Entries with figure data

***

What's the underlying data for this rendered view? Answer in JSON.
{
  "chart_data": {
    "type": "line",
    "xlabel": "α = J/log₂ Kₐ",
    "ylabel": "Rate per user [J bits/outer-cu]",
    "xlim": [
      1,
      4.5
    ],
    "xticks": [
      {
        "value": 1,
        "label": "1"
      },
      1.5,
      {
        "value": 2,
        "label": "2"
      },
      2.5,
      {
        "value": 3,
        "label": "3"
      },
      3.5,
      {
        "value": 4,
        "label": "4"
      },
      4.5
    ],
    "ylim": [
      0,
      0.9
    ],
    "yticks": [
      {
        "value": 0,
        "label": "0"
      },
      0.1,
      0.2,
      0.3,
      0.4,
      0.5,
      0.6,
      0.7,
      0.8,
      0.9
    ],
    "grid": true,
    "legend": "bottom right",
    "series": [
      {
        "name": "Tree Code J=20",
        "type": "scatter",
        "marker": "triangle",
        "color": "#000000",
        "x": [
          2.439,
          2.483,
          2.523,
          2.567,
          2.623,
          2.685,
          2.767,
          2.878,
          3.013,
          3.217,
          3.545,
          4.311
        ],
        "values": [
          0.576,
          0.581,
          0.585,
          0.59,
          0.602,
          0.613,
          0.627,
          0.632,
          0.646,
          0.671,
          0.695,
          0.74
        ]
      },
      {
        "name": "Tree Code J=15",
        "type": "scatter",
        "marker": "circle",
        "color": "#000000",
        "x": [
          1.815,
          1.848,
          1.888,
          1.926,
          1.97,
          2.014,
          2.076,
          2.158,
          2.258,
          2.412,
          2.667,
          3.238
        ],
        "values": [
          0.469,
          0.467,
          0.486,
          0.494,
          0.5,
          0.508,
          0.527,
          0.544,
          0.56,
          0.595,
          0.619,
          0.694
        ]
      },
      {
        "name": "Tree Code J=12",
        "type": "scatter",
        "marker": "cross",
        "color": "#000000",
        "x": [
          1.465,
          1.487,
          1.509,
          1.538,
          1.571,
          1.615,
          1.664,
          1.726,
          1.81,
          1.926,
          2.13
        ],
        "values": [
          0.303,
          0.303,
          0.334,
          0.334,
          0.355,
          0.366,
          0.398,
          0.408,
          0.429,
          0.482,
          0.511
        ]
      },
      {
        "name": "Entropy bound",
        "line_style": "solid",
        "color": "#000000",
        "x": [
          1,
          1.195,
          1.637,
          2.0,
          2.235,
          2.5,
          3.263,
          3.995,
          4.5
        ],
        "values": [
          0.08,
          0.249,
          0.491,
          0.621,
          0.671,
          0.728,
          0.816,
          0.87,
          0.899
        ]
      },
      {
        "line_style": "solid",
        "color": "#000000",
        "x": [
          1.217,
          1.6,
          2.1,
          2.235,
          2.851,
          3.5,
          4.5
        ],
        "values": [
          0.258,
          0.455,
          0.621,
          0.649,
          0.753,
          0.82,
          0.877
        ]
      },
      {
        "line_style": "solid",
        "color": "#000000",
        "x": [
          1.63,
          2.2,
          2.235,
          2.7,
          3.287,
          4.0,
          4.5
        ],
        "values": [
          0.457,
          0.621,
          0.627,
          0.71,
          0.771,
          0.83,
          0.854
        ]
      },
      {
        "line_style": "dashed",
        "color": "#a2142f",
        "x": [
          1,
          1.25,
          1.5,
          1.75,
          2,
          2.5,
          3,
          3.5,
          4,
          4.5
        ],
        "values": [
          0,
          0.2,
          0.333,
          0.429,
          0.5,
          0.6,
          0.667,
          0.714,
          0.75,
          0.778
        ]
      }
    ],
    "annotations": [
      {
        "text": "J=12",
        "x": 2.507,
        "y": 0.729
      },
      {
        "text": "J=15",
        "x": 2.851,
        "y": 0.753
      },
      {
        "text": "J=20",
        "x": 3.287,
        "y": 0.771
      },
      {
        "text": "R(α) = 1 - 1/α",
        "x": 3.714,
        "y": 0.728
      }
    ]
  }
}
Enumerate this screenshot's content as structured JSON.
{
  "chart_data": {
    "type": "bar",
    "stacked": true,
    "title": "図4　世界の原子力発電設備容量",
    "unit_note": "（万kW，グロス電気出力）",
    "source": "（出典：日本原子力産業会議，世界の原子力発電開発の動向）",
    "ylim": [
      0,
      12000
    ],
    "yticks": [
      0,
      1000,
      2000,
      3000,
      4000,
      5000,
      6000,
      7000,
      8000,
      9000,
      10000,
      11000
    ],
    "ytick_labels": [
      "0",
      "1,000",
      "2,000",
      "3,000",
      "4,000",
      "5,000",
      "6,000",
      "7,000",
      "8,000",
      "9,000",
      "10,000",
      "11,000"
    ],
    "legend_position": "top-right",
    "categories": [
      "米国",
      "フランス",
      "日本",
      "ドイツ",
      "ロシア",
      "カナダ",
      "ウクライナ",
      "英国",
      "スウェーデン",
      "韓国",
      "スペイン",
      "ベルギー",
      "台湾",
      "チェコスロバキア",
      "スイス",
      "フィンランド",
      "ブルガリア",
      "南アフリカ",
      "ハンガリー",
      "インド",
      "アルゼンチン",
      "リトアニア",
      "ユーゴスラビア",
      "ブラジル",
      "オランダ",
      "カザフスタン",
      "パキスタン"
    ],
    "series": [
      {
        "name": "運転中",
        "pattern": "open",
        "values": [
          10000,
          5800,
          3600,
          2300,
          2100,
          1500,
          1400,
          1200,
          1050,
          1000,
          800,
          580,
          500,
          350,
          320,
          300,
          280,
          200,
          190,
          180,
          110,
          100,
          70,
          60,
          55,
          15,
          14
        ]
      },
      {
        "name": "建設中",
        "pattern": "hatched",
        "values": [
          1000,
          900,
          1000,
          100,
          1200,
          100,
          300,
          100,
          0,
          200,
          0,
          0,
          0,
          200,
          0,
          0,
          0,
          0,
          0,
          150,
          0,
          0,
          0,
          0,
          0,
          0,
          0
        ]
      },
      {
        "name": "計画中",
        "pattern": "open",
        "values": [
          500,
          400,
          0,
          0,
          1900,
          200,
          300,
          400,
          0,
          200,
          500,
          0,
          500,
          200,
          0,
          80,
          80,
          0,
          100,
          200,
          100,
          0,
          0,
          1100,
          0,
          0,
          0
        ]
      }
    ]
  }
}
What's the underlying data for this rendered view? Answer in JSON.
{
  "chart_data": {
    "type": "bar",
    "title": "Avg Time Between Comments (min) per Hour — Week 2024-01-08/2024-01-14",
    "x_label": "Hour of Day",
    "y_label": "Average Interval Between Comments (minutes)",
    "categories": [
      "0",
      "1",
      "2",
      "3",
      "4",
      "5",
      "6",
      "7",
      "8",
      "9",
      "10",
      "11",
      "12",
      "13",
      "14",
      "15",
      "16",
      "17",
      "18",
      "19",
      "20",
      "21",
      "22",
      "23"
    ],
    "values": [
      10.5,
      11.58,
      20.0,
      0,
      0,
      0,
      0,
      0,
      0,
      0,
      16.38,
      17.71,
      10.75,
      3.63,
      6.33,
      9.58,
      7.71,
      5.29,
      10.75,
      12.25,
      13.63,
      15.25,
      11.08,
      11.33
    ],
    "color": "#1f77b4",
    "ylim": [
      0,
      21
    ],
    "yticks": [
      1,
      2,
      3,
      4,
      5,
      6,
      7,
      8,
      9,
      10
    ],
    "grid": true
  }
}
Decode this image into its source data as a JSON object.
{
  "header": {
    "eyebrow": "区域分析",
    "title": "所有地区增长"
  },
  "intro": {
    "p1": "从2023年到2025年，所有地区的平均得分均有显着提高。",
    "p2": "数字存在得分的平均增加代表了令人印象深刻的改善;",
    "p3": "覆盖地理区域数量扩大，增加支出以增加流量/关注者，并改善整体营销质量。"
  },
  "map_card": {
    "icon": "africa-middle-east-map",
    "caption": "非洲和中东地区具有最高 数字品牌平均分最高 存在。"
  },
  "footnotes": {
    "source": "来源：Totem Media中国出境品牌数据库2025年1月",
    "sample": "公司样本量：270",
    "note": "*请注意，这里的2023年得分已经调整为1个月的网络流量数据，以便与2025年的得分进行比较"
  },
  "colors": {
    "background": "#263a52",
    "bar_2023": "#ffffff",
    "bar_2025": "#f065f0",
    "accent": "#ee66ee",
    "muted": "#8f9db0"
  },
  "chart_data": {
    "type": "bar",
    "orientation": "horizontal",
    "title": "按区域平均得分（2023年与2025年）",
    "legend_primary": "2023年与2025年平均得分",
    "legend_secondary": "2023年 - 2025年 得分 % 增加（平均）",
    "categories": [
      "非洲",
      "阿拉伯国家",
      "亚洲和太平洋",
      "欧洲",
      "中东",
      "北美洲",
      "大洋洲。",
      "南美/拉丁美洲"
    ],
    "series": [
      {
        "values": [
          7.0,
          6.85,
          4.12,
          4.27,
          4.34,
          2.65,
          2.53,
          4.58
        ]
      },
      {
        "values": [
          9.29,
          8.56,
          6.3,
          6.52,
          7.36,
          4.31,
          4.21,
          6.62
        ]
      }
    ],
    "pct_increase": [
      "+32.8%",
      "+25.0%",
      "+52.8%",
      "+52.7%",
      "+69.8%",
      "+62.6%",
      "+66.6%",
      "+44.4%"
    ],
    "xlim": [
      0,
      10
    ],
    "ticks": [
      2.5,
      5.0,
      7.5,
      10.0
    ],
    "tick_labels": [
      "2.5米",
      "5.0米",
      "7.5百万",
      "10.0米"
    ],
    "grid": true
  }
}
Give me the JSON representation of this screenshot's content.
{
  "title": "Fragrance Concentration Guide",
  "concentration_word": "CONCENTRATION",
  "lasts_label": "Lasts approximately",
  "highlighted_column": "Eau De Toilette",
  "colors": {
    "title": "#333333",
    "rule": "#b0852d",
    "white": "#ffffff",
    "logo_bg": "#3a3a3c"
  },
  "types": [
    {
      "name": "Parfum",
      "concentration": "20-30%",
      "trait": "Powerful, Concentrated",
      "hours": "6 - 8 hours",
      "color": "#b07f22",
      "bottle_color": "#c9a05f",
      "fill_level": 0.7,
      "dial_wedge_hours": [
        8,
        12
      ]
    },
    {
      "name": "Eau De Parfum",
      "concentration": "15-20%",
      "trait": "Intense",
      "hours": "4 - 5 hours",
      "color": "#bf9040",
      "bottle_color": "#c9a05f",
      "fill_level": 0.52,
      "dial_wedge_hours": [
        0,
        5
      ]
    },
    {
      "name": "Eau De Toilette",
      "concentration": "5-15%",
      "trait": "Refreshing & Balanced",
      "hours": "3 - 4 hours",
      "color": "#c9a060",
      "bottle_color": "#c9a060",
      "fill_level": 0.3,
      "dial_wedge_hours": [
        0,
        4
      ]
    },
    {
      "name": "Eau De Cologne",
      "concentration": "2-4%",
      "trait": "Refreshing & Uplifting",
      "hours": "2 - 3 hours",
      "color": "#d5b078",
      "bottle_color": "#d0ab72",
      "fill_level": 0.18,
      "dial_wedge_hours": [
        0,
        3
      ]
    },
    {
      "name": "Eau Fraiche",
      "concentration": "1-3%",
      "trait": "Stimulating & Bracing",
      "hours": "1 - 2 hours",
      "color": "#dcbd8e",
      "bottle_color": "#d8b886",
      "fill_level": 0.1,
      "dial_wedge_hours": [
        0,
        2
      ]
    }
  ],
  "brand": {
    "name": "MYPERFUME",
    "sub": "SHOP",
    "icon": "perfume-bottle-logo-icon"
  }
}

***

■ Given instruction
Copy out each line of the data where the string "marker" appears.

■ Finished task
        "marker": "triangle",
        "marker": "circle",
        "marker": "cross",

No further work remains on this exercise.